#### What to produce
Without the pictures, set down every line of the data exactly.

━━ Input ━━

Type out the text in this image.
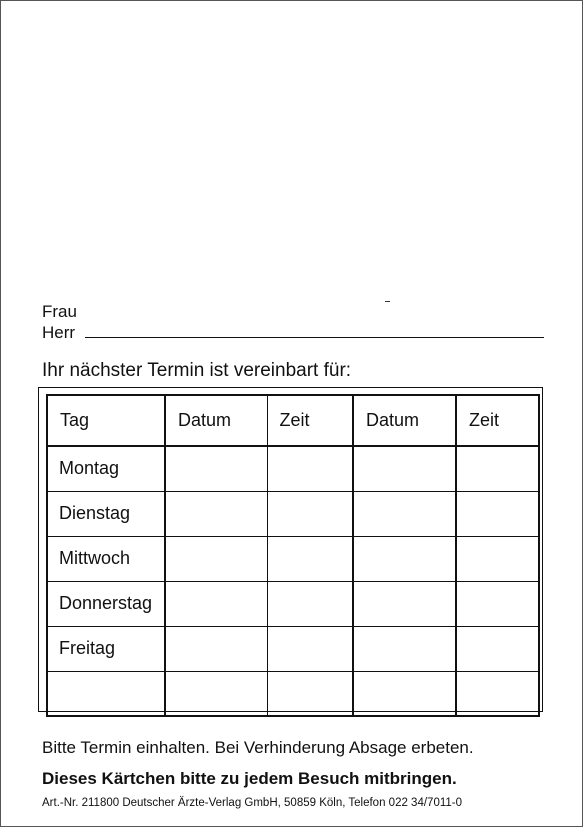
Frau
Herr
Ihr nächster Termin ist vereinbart für:
Tag	Datum	Zeit	Datum	Zeit
Montag				
Dienstag				
Mittwoch				
Donnerstag				
Freitag				

Bitte Termin einhalten. Bei Verhinderung Absage erbeten.
Dieses Kärtchen bitte zu jedem Besuch mitbringen.
Art.-Nr. 211800 Deutscher Ärzte-Verlag GmbH, 50859 Köln, Telefon 022 34/7011-0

━━━

#### Expected answer
Type out the text in this image.
Frau
Herr
Ihr nächster Termin ist vereinbart für:
Tag	Datum	Zeit	Datum	Zeit
Montag				
Dienstag				
Mittwoch				
Donnerstag				
Freitag				

Bitte Termin einhalten. Bei Verhinderung Absage erbeten.
Dieses Kärtchen bitte zu jedem Besuch mitbringen.
Art.-Nr. 211800 Deutscher Ärzte-Verlag GmbH, 50859 Köln, Telefon 022 34/7011-0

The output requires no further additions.